## [GIVEN REQUEST]
All of the entries need to be written out again, exactly as they are.

(Figure dataset records)
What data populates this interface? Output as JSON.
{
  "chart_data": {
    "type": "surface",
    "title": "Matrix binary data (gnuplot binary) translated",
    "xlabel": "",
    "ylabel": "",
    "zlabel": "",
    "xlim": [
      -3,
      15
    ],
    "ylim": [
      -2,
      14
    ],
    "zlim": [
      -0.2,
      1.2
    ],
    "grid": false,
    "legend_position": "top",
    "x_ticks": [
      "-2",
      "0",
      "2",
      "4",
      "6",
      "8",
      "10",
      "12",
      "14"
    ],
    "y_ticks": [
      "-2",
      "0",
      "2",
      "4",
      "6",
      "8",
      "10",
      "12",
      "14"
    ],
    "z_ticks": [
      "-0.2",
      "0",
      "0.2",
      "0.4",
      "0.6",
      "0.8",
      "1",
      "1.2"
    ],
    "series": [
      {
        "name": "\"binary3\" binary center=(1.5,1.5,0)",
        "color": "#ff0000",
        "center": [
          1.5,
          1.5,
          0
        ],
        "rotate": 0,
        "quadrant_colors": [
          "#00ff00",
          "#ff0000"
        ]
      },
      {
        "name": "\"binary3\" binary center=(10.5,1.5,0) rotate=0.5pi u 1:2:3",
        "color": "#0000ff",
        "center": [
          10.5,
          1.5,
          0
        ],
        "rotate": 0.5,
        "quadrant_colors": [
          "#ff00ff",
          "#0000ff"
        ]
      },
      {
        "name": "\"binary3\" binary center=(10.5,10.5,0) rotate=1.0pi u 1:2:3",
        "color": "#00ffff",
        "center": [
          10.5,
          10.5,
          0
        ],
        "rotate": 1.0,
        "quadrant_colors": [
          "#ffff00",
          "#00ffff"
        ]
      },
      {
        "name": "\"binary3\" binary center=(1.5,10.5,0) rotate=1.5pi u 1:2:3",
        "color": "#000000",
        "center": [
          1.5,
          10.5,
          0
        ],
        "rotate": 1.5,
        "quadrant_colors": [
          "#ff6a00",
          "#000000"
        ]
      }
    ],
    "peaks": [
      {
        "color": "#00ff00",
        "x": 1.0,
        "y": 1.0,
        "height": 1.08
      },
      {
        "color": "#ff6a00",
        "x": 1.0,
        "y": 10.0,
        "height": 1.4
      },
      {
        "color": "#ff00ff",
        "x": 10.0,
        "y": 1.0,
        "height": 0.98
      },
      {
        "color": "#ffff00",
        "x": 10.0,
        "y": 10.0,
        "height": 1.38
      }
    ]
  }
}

## [COMPLETED EXERCISE]
What data populates this interface? Output as JSON.
{
  "chart_data": {
    "type": "surface",
    "title": "Matrix binary data (gnuplot binary) translated",
    "xlabel": "",
    "ylabel": "",
    "zlabel": "",
    "xlim": [
      -3,
      15
    ],
    "ylim": [
      -2,
      14
    ],
    "zlim": [
      -0.2,
      1.2
    ],
    "grid": false,
    "legend_position": "top",
    "x_ticks": [
      "-2",
      "0",
      "2",
      "4",
      "6",
      "8",
      "10",
      "12",
      "14"
    ],
    "y_ticks": [
      "-2",
      "0",
      "2",
      "4",
      "6",
      "8",
      "10",
      "12",
      "14"
    ],
    "z_ticks": [
      "-0.2",
      "0",
      "0.2",
      "0.4",
      "0.6",
      "0.8",
      "1",
      "1.2"
    ],
    "series": [
      {
        "name": "\"binary3\" binary center=(1.5,1.5,0)",
        "color": "#ff0000",
        "center": [
          1.5,
          1.5,
          0
        ],
        "rotate": 0,
        "quadrant_colors": [
          "#00ff00",
          "#ff0000"
        ]
      },
      {
        "name": "\"binary3\" binary center=(10.5,1.5,0) rotate=0.5pi u 1:2:3",
        "color": "#0000ff",
        "center": [
          10.5,
          1.5,
          0
        ],
        "rotate": 0.5,
        "quadrant_colors": [
          "#ff00ff",
          "#0000ff"
        ]
      },
      {
        "name": "\"binary3\" binary center=(10.5,10.5,0) rotate=1.0pi u 1:2:3",
        "color": "#00ffff",
        "center": [
          10.5,
          10.5,
          0
        ],
        "rotate": 1.0,
        "quadrant_colors": [
          "#ffff00",
          "#00ffff"
        ]
      },
      {
        "name": "\"binary3\" binary center=(1.5,10.5,0) rotate=1.5pi u 1:2:3",
        "color": "#000000",
        "center": [
          1.5,
          10.5,
          0
        ],
        "rotate": 1.5,
        "quadrant_colors": [
          "#ff6a00",
          "#000000"
        ]
      }
    ],
    "peaks": [
      {
        "color": "#00ff00",
        "x": 1.0,
        "y": 1.0,
        "height": 1.08
      },
      {
        "color": "#ff6a00",
        "x": 1.0,
        "y": 10.0,
        "height": 1.4
      },
      {
        "color": "#ff00ff",
        "x": 10.0,
        "y": 1.0,
        "height": 0.98
      },
      {
        "color": "#ffff00",
        "x": 10.0,
        "y": 10.0,
        "height": 1.38
      }
    ]
  }
}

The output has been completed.